Give the total number of lines with the word "winrar" in them, and no other words.

— BEGIN Recorded information —

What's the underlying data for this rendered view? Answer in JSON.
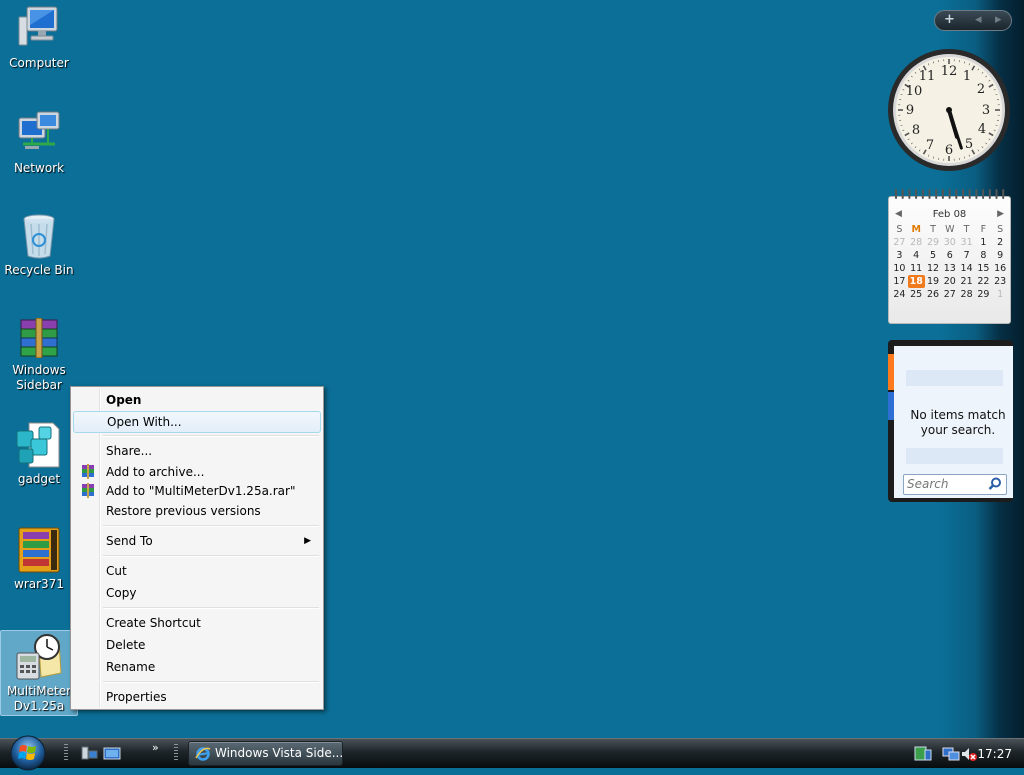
{
  "desktop_icons": [
    {
      "label": "Computer",
      "icon": "computer-icon"
    },
    {
      "label": "Network",
      "icon": "network-icon"
    },
    {
      "label": "Recycle Bin",
      "icon": "recycle-bin-icon"
    },
    {
      "label": "Windows Sidebar",
      "icon": "winrar-archive-icon"
    },
    {
      "label": "gadget",
      "icon": "gadget-file-icon"
    },
    {
      "label": "wrar371",
      "icon": "winrar-installer-icon"
    },
    {
      "label": "MultiMeterDv1.25a",
      "icon": "multimeter-gadget-icon"
    }
  ],
  "context_menu": {
    "open": "Open",
    "open_with": "Open With...",
    "share": "Share...",
    "add_archive": "Add to archive...",
    "add_rar": "Add to \"MultiMeterDv1.25a.rar\"",
    "restore": "Restore previous versions",
    "send_to": "Send To",
    "cut": "Cut",
    "copy": "Copy",
    "create_shortcut": "Create Shortcut",
    "delete": "Delete",
    "rename": "Rename",
    "properties": "Properties"
  },
  "sidebar": {
    "controls": [
      "+",
      "◂",
      "▸"
    ],
    "clock": {
      "hour": 5,
      "minute": 27
    },
    "calendar": {
      "month": "Feb 08",
      "weekdays": [
        "S",
        "M",
        "T",
        "W",
        "T",
        "F",
        "S"
      ],
      "weeks": [
        [
          "27",
          "28",
          "29",
          "30",
          "31",
          "1",
          "2"
        ],
        [
          "3",
          "4",
          "5",
          "6",
          "7",
          "8",
          "9"
        ],
        [
          "10",
          "11",
          "12",
          "13",
          "14",
          "15",
          "16"
        ],
        [
          "17",
          "18",
          "19",
          "20",
          "21",
          "22",
          "23"
        ],
        [
          "24",
          "25",
          "26",
          "27",
          "28",
          "29",
          "1"
        ]
      ],
      "today": "18"
    },
    "feed": {
      "message": "No items match your search.",
      "search_placeholder": "Search"
    }
  },
  "taskbar": {
    "task_button": "Windows Vista Side...",
    "time": "17:27",
    "quick_launch_chevron": "»"
  },
  "colors": {
    "desktop": "#0b6f97",
    "accent_orange": "#f07a1c"
  }
}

— END Recorded information —

**Response to this task:** 2